> _Records supplied_

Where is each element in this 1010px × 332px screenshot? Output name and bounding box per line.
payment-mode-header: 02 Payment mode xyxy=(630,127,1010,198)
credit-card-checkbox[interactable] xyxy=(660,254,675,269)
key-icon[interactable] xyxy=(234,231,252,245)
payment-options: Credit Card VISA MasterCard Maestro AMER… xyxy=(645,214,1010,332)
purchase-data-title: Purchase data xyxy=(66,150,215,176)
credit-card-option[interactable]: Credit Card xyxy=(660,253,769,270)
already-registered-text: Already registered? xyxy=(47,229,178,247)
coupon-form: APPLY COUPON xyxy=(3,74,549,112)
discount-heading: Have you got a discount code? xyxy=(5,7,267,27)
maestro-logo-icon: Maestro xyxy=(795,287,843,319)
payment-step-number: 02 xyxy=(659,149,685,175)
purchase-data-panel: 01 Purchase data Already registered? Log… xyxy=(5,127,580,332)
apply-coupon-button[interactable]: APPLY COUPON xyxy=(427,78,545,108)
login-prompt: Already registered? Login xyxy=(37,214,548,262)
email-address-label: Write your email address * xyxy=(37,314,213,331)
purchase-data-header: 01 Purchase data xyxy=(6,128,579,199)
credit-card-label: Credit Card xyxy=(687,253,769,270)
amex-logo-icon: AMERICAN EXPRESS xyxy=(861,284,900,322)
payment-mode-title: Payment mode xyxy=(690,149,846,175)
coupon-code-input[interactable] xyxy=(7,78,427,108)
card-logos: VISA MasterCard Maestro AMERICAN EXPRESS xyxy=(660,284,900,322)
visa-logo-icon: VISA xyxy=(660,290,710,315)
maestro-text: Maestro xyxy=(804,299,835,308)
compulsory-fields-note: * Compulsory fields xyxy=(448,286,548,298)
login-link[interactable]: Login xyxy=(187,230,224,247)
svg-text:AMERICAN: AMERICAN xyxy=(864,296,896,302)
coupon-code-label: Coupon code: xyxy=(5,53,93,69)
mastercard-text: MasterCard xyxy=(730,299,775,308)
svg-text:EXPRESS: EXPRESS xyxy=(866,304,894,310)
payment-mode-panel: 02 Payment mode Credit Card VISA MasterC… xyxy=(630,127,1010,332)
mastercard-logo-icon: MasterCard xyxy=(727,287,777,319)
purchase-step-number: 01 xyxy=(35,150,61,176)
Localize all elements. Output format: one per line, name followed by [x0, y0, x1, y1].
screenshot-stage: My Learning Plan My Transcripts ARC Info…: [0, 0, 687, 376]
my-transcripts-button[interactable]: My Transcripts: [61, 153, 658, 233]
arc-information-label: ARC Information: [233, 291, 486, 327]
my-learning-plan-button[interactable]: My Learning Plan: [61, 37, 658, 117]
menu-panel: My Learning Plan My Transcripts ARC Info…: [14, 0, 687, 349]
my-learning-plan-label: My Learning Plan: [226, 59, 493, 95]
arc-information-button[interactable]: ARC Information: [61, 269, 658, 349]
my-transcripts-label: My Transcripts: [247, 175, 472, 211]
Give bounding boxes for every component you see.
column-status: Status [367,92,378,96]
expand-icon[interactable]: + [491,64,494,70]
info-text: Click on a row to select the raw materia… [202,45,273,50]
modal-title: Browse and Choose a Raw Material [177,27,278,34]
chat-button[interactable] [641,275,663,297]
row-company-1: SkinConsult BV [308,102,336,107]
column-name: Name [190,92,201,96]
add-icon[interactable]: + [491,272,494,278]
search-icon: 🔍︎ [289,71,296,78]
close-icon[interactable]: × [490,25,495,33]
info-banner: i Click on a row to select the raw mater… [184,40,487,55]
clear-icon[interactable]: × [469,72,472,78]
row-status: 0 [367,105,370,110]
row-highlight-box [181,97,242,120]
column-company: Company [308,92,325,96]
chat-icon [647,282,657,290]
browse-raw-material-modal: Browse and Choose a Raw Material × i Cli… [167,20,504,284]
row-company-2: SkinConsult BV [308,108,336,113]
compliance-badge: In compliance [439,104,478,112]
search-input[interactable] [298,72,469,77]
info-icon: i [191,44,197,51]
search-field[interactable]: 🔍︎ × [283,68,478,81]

> _Goal of the exercise_
Please print the listing above line for line, with nothing changed.

> _Right answer_
Where is each element in this 1010px × 332px screenshot? Output name and bounding box per line.
payment-mode-header: 02 Payment mode xyxy=(630,127,1010,198)
credit-card-checkbox[interactable] xyxy=(660,254,675,269)
key-icon[interactable] xyxy=(234,231,252,245)
payment-options: Credit Card VISA MasterCard Maestro AMER… xyxy=(645,214,1010,332)
purchase-data-title: Purchase data xyxy=(66,150,215,176)
credit-card-option[interactable]: Credit Card xyxy=(660,253,769,270)
already-registered-text: Already registered? xyxy=(47,229,178,247)
coupon-form: APPLY COUPON xyxy=(3,74,549,112)
discount-heading: Have you got a discount code? xyxy=(5,7,267,27)
maestro-logo-icon: Maestro xyxy=(795,287,843,319)
payment-step-number: 02 xyxy=(659,149,685,175)
purchase-data-panel: 01 Purchase data Already registered? Log… xyxy=(5,127,580,332)
apply-coupon-button[interactable]: APPLY COUPON xyxy=(427,78,545,108)
login-prompt: Already registered? Login xyxy=(37,214,548,262)
email-address-label: Write your email address * xyxy=(37,314,213,331)
purchase-data-header: 01 Purchase data xyxy=(6,128,579,199)
credit-card-label: Credit Card xyxy=(687,253,769,270)
amex-logo-icon: AMERICAN EXPRESS xyxy=(861,284,900,322)
payment-mode-title: Payment mode xyxy=(690,149,846,175)
coupon-code-input[interactable] xyxy=(7,78,427,108)
card-logos: VISA MasterCard Maestro AMERICAN EXPRESS xyxy=(660,284,900,322)
visa-logo-icon: VISA xyxy=(660,290,710,315)
maestro-text: Maestro xyxy=(804,299,835,308)
compulsory-fields-note: * Compulsory fields xyxy=(448,286,548,298)
login-link[interactable]: Login xyxy=(187,230,224,247)
svg-text:AMERICAN: AMERICAN xyxy=(864,296,896,302)
coupon-code-label: Coupon code: xyxy=(5,53,93,69)
mastercard-text: MasterCard xyxy=(730,299,775,308)
svg-text:EXPRESS: EXPRESS xyxy=(866,304,894,310)
payment-mode-panel: 02 Payment mode Credit Card VISA MasterC… xyxy=(630,127,1010,332)
mastercard-logo-icon: MasterCard xyxy=(727,287,777,319)
purchase-step-number: 01 xyxy=(35,150,61,176)
Localize all elements. Output format: one per line, name followed by [x0, y0, x1, y1].
screenshot-stage: My Learning Plan My Transcripts ARC Info…: [0, 0, 687, 376]
my-transcripts-button[interactable]: My Transcripts: [61, 153, 658, 233]
arc-information-label: ARC Information: [233, 291, 486, 327]
my-learning-plan-button[interactable]: My Learning Plan: [61, 37, 658, 117]
menu-panel: My Learning Plan My Transcripts ARC Info…: [14, 0, 687, 349]
my-learning-plan-label: My Learning Plan: [226, 59, 493, 95]
arc-information-button[interactable]: ARC Information: [61, 269, 658, 349]
my-transcripts-label: My Transcripts: [247, 175, 472, 211]
Give bounding boxes for every component you see.
column-status: Status [367,92,378,96]
expand-icon[interactable]: + [491,64,494,70]
info-text: Click on a row to select the raw materia… [202,45,273,50]
modal-title: Browse and Choose a Raw Material [177,27,278,34]
chat-button[interactable] [641,275,663,297]
row-company-1: SkinConsult BV [308,102,336,107]
column-name: Name [190,92,201,96]
add-icon[interactable]: + [491,272,494,278]
search-icon: 🔍︎ [289,71,296,78]
close-icon[interactable]: × [490,25,495,33]
info-banner: i Click on a row to select the raw mater… [184,40,487,55]
clear-icon[interactable]: × [469,72,472,78]
row-status: 0 [367,105,370,110]
row-highlight-box [181,97,242,120]
column-company: Company [308,92,325,96]
chat-icon [647,282,657,290]
browse-raw-material-modal: Browse and Choose a Raw Material × i Cli… [167,20,504,284]
row-company-2: SkinConsult BV [308,108,336,113]
compliance-badge: In compliance [439,104,478,112]
search-input[interactable] [298,72,469,77]
info-icon: i [191,44,197,51]
search-field[interactable]: 🔍︎ × [283,68,478,81]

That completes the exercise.